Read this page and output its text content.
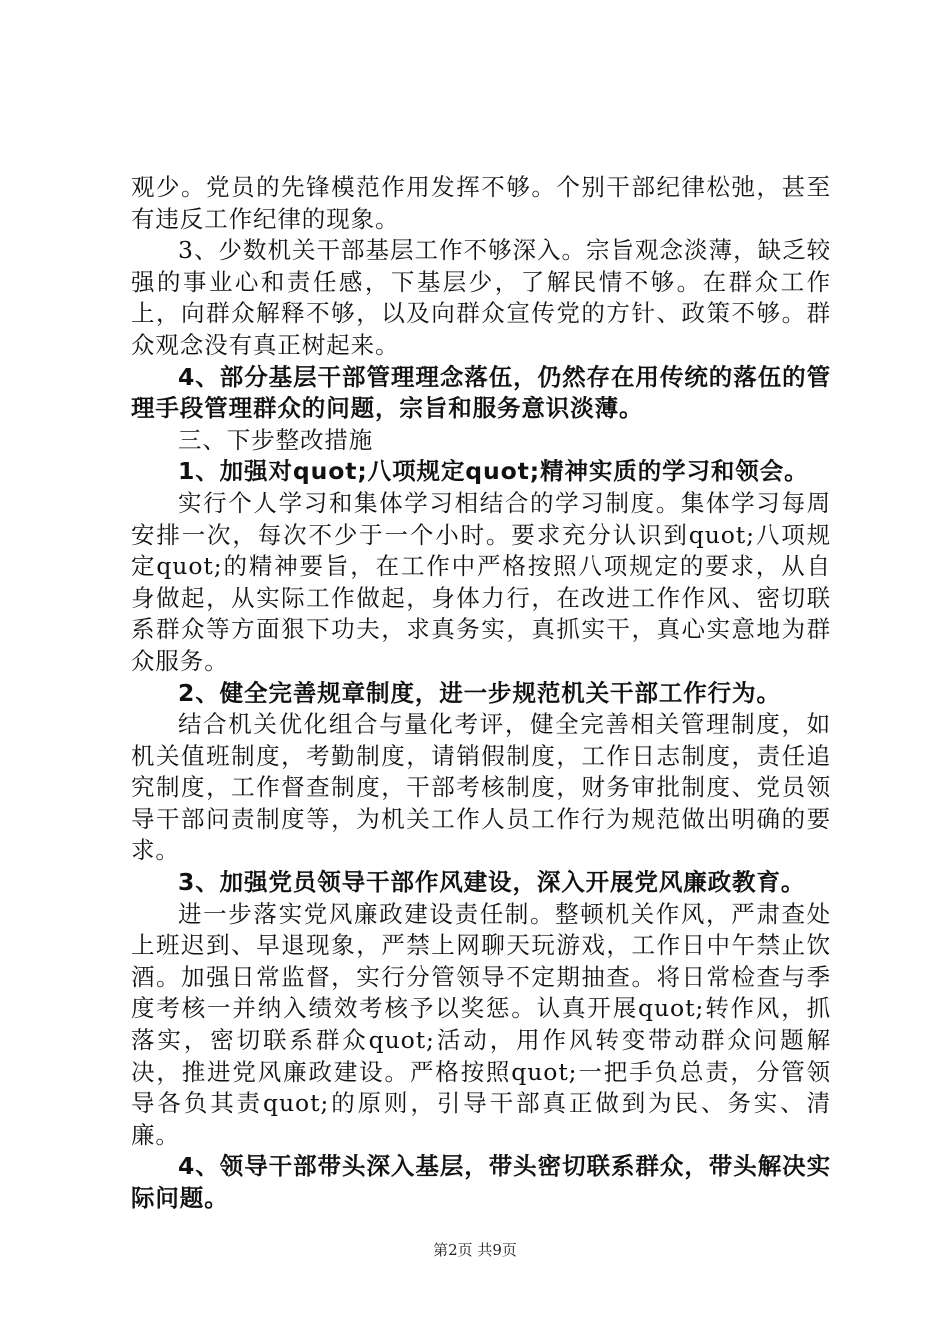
观少。党员的先锋模范作用发挥不够。个别干部纪律松弛，甚至有违反工作纪律的现象。

3、少数机关干部基层工作不够深入。宗旨观念淡薄，缺乏较强的事业心和责任感，下基层少，了解民情不够。在群众工作上，向群众解释不够，以及向群众宣传党的方针、政策不够。群众观念没有真正树起来。

4、部分基层干部管理理念落伍，仍然存在用传统的落伍的管理手段管理群众的问题，宗旨和服务意识淡薄。

三、下步整改措施

1、加强对quot;八项规定quot;精神实质的学习和领会。

实行个人学习和集体学习相结合的学习制度。集体学习每周安排一次，每次不少于一个小时。要求充分认识到quot;八项规定quot;的精神要旨，在工作中严格按照八项规定的要求，从自身做起，从实际工作做起，身体力行，在改进工作作风、密切联系群众等方面狠下功夫，求真务实，真抓实干，真心实意地为群众服务。

2、健全完善规章制度，进一步规范机关干部工作行为。

结合机关优化组合与量化考评，健全完善相关管理制度，如机关值班制度，考勤制度，请销假制度，工作日志制度，责任追究制度，工作督查制度，干部考核制度，财务审批制度、党员领导干部问责制度等，为机关工作人员工作行为规范做出明确的要求。

3、加强党员领导干部作风建设，深入开展党风廉政教育。

进一步落实党风廉政建设责任制。整顿机关作风，严肃查处上班迟到、早退现象，严禁上网聊天玩游戏，工作日中午禁止饮酒。加强日常监督，实行分管领导不定期抽查。将日常检查与季度考核一并纳入绩效考核予以奖惩。认真开展quot;转作风，抓落实，密切联系群众quot;活动，用作风转变带动群众问题解决，推进党风廉政建设。严格按照quot;一把手负总责，分管领导各负其责quot;的原则，引导干部真正做到为民、务实、清廉。

4、领导干部带头深入基层，带头密切联系群众，带头解决实际问题。

第2页 共9页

□ □ □

→ Problem: Output the records above exactly; leave out the pictures.

→ Reply:
Read this page and output its text content.
观少。党员的先锋模范作用发挥不够。个别干部纪律松弛，甚至有违反工作纪律的现象。

3、少数机关干部基层工作不够深入。宗旨观念淡薄，缺乏较强的事业心和责任感，下基层少，了解民情不够。在群众工作上，向群众解释不够，以及向群众宣传党的方针、政策不够。群众观念没有真正树起来。

4、部分基层干部管理理念落伍，仍然存在用传统的落伍的管理手段管理群众的问题，宗旨和服务意识淡薄。

三、下步整改措施

1、加强对quot;八项规定quot;精神实质的学习和领会。

实行个人学习和集体学习相结合的学习制度。集体学习每周安排一次，每次不少于一个小时。要求充分认识到quot;八项规定quot;的精神要旨，在工作中严格按照八项规定的要求，从自身做起，从实际工作做起，身体力行，在改进工作作风、密切联系群众等方面狠下功夫，求真务实，真抓实干，真心实意地为群众服务。

2、健全完善规章制度，进一步规范机关干部工作行为。

结合机关优化组合与量化考评，健全完善相关管理制度，如机关值班制度，考勤制度，请销假制度，工作日志制度，责任追究制度，工作督查制度，干部考核制度，财务审批制度、党员领导干部问责制度等，为机关工作人员工作行为规范做出明确的要求。

3、加强党员领导干部作风建设，深入开展党风廉政教育。

进一步落实党风廉政建设责任制。整顿机关作风，严肃查处上班迟到、早退现象，严禁上网聊天玩游戏，工作日中午禁止饮酒。加强日常监督，实行分管领导不定期抽查。将日常检查与季度考核一并纳入绩效考核予以奖惩。认真开展quot;转作风，抓落实，密切联系群众quot;活动，用作风转变带动群众问题解决，推进党风廉政建设。严格按照quot;一把手负总责，分管领导各负其责quot;的原则，引导干部真正做到为民、务实、清廉。

4、领导干部带头深入基层，带头密切联系群众，带头解决实际问题。

第2页 共9页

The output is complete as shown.